Description of the task -> Return all of the data exactly as given.

Supplied records ->

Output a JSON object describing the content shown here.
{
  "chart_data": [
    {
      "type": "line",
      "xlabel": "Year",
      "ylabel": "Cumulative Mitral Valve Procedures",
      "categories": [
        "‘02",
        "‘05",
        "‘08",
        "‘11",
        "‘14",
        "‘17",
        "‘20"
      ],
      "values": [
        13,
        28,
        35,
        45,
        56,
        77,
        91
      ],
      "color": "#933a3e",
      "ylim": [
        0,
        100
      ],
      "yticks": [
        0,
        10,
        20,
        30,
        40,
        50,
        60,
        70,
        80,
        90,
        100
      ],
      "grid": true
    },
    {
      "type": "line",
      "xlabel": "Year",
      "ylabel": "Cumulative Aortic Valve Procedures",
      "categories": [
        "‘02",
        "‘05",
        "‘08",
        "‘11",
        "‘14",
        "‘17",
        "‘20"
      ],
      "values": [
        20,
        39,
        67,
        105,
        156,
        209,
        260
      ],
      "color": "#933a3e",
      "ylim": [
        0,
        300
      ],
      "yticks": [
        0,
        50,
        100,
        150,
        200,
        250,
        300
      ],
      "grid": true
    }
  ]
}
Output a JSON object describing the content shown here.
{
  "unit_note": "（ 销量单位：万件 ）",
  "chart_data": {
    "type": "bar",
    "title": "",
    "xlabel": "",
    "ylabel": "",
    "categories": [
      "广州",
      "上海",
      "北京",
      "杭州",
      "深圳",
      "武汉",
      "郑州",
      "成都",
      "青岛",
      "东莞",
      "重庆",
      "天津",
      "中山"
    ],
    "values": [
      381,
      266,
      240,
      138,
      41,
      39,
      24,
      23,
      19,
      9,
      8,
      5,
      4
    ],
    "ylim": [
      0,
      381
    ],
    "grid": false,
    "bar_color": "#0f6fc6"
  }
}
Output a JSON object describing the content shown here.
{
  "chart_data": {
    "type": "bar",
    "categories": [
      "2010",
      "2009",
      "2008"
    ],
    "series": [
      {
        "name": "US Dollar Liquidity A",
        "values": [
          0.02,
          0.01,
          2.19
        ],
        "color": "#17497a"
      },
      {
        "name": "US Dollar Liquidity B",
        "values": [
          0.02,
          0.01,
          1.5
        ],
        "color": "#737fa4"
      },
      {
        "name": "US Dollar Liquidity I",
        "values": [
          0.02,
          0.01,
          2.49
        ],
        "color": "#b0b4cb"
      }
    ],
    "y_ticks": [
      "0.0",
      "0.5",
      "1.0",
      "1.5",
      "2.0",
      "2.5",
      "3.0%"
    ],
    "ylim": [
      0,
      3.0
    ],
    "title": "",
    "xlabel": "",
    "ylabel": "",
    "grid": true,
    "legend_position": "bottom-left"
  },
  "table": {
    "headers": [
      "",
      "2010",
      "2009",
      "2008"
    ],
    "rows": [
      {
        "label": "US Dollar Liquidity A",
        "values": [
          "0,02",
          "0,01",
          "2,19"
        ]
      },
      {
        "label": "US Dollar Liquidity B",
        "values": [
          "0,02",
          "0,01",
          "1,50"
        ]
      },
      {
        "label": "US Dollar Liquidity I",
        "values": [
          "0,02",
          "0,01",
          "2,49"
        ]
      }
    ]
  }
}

Output of the task ->
Output a JSON object describing the content shown here.
{
  "chart_data": [
    {
      "type": "line",
      "xlabel": "Year",
      "ylabel": "Cumulative Mitral Valve Procedures",
      "categories": [
        "‘02",
        "‘05",
        "‘08",
        "‘11",
        "‘14",
        "‘17",
        "‘20"
      ],
      "values": [
        13,
        28,
        35,
        45,
        56,
        77,
        91
      ],
      "color": "#933a3e",
      "ylim": [
        0,
        100
      ],
      "yticks": [
        0,
        10,
        20,
        30,
        40,
        50,
        60,
        70,
        80,
        90,
        100
      ],
      "grid": true
    },
    {
      "type": "line",
      "xlabel": "Year",
      "ylabel": "Cumulative Aortic Valve Procedures",
      "categories": [
        "‘02",
        "‘05",
        "‘08",
        "‘11",
        "‘14",
        "‘17",
        "‘20"
      ],
      "values": [
        20,
        39,
        67,
        105,
        156,
        209,
        260
      ],
      "color": "#933a3e",
      "ylim": [
        0,
        300
      ],
      "yticks": [
        0,
        50,
        100,
        150,
        200,
        250,
        300
      ],
      "grid": true
    }
  ]
}
Output a JSON object describing the content shown here.
{
  "unit_note": "（ 销量单位：万件 ）",
  "chart_data": {
    "type": "bar",
    "title": "",
    "xlabel": "",
    "ylabel": "",
    "categories": [
      "广州",
      "上海",
      "北京",
      "杭州",
      "深圳",
      "武汉",
      "郑州",
      "成都",
      "青岛",
      "东莞",
      "重庆",
      "天津",
      "中山"
    ],
    "values": [
      381,
      266,
      240,
      138,
      41,
      39,
      24,
      23,
      19,
      9,
      8,
      5,
      4
    ],
    "ylim": [
      0,
      381
    ],
    "grid": false,
    "bar_color": "#0f6fc6"
  }
}
Output a JSON object describing the content shown here.
{
  "chart_data": {
    "type": "bar",
    "categories": [
      "2010",
      "2009",
      "2008"
    ],
    "series": [
      {
        "name": "US Dollar Liquidity A",
        "values": [
          0.02,
          0.01,
          2.19
        ],
        "color": "#17497a"
      },
      {
        "name": "US Dollar Liquidity B",
        "values": [
          0.02,
          0.01,
          1.5
        ],
        "color": "#737fa4"
      },
      {
        "name": "US Dollar Liquidity I",
        "values": [
          0.02,
          0.01,
          2.49
        ],
        "color": "#b0b4cb"
      }
    ],
    "y_ticks": [
      "0.0",
      "0.5",
      "1.0",
      "1.5",
      "2.0",
      "2.5",
      "3.0%"
    ],
    "ylim": [
      0,
      3.0
    ],
    "title": "",
    "xlabel": "",
    "ylabel": "",
    "grid": true,
    "legend_position": "bottom-left"
  },
  "table": {
    "headers": [
      "",
      "2010",
      "2009",
      "2008"
    ],
    "rows": [
      {
        "label": "US Dollar Liquidity A",
        "values": [
          "0,02",
          "0,01",
          "2,19"
        ]
      },
      {
        "label": "US Dollar Liquidity B",
        "values": [
          "0,02",
          "0,01",
          "1,50"
        ]
      },
      {
        "label": "US Dollar Liquidity I",
        "values": [
          "0,02",
          "0,01",
          "2,49"
        ]
      }
    ]
  }
}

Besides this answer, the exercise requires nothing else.